SUPPLIED ENTRIES:
* start *

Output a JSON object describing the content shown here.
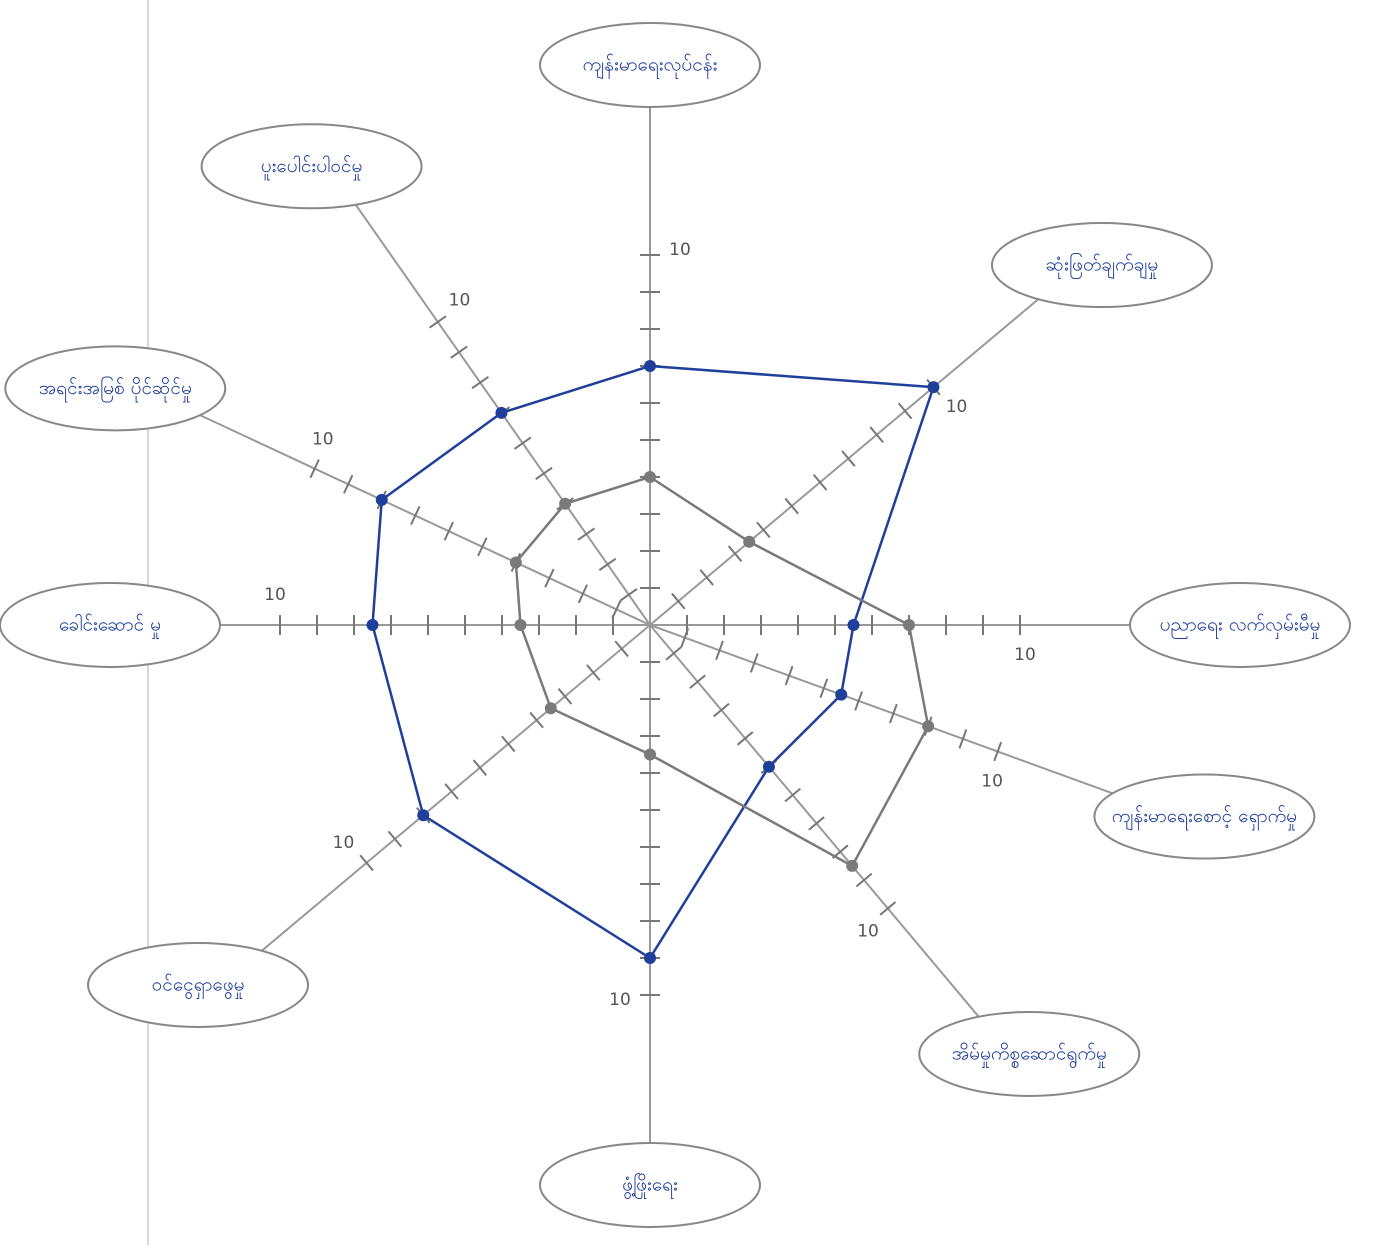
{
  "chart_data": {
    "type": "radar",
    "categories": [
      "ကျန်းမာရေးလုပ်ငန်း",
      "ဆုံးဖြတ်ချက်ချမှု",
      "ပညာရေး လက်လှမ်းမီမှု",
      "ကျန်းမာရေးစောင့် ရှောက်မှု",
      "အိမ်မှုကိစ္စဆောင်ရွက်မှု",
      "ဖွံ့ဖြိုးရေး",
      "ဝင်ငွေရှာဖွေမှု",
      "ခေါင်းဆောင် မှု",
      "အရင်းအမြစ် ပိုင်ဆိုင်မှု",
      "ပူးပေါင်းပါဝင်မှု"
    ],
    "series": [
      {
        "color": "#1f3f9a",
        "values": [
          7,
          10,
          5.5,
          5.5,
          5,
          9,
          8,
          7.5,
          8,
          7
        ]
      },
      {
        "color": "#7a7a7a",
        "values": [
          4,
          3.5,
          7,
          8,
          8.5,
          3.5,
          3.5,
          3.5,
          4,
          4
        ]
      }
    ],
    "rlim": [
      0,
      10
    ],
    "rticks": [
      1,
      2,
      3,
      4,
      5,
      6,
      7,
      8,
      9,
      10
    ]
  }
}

* end *
* start *

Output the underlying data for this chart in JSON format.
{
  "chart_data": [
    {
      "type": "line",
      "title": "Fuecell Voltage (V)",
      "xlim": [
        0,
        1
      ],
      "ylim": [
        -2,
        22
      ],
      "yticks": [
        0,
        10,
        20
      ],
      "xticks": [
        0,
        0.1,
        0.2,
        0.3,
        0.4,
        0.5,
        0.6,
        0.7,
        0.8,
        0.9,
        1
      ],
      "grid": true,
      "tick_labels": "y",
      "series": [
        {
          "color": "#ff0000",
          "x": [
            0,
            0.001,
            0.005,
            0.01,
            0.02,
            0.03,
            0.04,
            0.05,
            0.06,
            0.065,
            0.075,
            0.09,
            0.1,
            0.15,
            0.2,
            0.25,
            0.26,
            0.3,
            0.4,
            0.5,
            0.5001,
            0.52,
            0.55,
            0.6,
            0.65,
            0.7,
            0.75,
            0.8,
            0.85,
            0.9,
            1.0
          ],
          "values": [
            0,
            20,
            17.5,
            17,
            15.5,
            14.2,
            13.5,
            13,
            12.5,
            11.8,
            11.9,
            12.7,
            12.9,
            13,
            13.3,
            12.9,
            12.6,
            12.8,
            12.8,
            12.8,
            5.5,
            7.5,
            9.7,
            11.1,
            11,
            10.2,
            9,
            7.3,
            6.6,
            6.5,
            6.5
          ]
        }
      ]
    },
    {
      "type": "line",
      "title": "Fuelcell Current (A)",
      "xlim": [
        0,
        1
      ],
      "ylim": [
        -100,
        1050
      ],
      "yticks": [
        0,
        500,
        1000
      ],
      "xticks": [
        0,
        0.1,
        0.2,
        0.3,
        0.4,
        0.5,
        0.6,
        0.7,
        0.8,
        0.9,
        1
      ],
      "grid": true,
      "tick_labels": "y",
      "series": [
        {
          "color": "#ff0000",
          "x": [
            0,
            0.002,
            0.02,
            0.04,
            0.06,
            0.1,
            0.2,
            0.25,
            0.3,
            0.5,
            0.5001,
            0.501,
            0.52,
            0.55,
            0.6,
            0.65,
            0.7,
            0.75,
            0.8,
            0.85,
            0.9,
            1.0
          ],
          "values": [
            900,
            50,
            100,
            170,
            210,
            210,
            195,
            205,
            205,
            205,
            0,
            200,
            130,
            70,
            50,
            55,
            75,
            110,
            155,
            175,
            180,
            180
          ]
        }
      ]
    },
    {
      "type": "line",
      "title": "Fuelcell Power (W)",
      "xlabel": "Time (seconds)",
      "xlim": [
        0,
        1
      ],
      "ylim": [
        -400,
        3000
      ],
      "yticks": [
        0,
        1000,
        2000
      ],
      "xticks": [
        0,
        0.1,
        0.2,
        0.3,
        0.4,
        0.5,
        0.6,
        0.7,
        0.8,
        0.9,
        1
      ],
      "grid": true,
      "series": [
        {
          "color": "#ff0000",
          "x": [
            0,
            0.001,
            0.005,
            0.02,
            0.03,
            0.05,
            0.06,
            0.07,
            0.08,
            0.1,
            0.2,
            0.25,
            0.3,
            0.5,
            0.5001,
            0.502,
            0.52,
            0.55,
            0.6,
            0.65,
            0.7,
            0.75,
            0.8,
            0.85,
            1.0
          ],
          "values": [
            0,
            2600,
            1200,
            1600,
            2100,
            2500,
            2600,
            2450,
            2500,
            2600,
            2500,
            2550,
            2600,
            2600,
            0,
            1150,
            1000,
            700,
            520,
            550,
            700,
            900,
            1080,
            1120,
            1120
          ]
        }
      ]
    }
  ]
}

* end *

GIVEN PROBLEM:
Return every line above in which the string "JSON" occurs.

ANSWER FOR THIS EXERCISE:
Output a JSON object describing the content shown here.
Output the underlying data for this chart in JSON format.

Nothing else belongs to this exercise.